═══ TEXTO FORNECIDO

Educação Educação Educação Inclusiva

A centralidade e a conveniência da cultura nas práticas de organização da comunidade e da escola de surdos

Liane Camattii

 

publicado em 02/08/2011 como www.partes.com.br/educacao/centralidade.asp

 

Resumo

Liane Camatti é graduada em Educação Especial e Mestre em Educação pela Universidade Federal de Santa Maria – RS. Docente do Instituto Federal Farroupilha/Campus Alegrete – RS. E-mail lianecamatti@yahoo.com.br

O trabalho que segue se constitui a partir de uma proposta investigativa que tem por objetivo central analisar as formas pelas quais a comunidade surda pode se relacionar com o espaço escolar. Com isso, emerge um panorama no qual as práticas disciplinares da escola são revistas, alteradas e condicionadas pela aproximação com a comunidade surda. Esta, por sua vez, também apresenta contornos bastante peculiares, irrompendo como um espaço que tem na renitência dos discursos acerca da cultura, sua principal arma de resistência.

Palavras-chave: cultura, diferença, escola e comunidade surda.

Abstract

The work that goes on is from a research proposal that aims at examining the ways in which the deaf community can relate to the school environment. A picture emerges in which the school’s disciplinary practices are reviewed, modified and conditioned by the approach to the deaf community. This, in turn, also has very peculiar forms, breaking into a space that is the reluctance of discourses about culture, its main weapon of resistance.

Keywords: culture, difference, school and the deaf community.

O texto que aqui segue tem por objetivo central analisar as diferentes formas pelas quais a comunidade surda pode se relacionar com o espaço escolar. Pretendo observar de que maneira a escola vem se constituindo enquanto espaço de disciplinamento, do circuito da cultura, de instituições de significados. A escola para surdos é, muitas vezes, o único lugar de comunicação. Pode-se inferir, com isso, que ela tenha alguns papéis que a diferem de escolas regulares. Com isso, faz-se necessário tentar compreender como as práticas disciplinares da escola são revistas, alteradas e condicionadas pela aproximação com a comunidade surda. O que proponho, então, é analisar de que maneira a escola de surdos está sendo produzida e que local ela está ocupando quando a comunidade surda se encontra, se relaciona ou, até mesmo, se aloca no espaço escolar. Dentre o universo de elementos que atravessam ou tangenciam a proposta principal deste texto, elejo para desenvolver aqui temas concernentes à instituição escolar, à cultura e à comunidade.

══════
═══ SEÇÃO DE DADOS

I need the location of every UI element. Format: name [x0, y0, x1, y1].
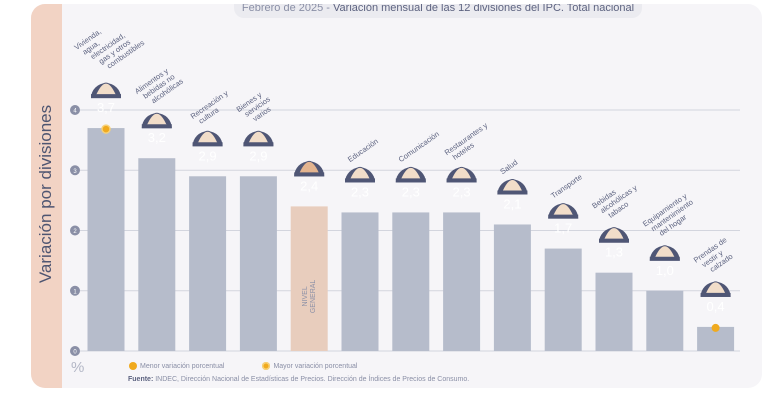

══════

REQUISITOS DAS TAREFAS:
[1] Transcreva do texto sobre a comunidade surda e a escola o trecho que começa em "Palavras-chave: cultura, diferença, escola" e segue até "and the deaf community.".
[2] Segundo o texto sobre a comunidade surda e a escola, quais temas a autora escolhe desenvolver?
[3] Dê continuidade ao texto sobre a comunidade surda e a escola a partir do ponto em que ele termina.

RESPOSTAS ESPERADAS:
[1]
Palavras-chave: cultura, diferença, escola e comunidade surda.

Abstract

The work that goes on is from a research proposal that aims at examining the ways in which the deaf community can relate to the school environment. A picture emerges in which the school’s disciplinary practices are reviewed, modified and conditioned by the approach to the deaf community. This, in turn, also has very peculiar forms, breaking into a space that is the reluctance of discourses about culture, its main weapon of resistance.

Keywords: culture, difference, school and the deaf community.

[2] Temas relativos à instituição escolar, à cultura e à comunidade.

[3]
O capítulo introdutório do livro Comunidade de Zygmunt Bauman (2003), localiza a comunidade como um território inquestionável, seguro, positivo, confortável e aconchegante. Feitas as devidas adjetivações iniciais deste espaço, não é difícil compreender que os grupos humanos, em busca desta segurança oferecida pela comunidade, busquem-na. Desta forma, a comunidade é vivida por sujeitos que compartilham características que lhes façam buscar este espaço comum. Neste contexto, também é fácil compreender a busca dos sujeitos surdos pela busca e pelo acolhimento na comunidade minoritária, no grupo que os protege, que lhes proporciona segurança, confiabilidade e acolhimento. Despertados tais sentimentos, a comunidade funciona como uma mola propulsora, que incute em seus membros uma mobilização em busca de um pretenso mesmo, já que numa comunidade, “nunca somos estranhos entre nós” (BAUMAN, 2003, p. 8).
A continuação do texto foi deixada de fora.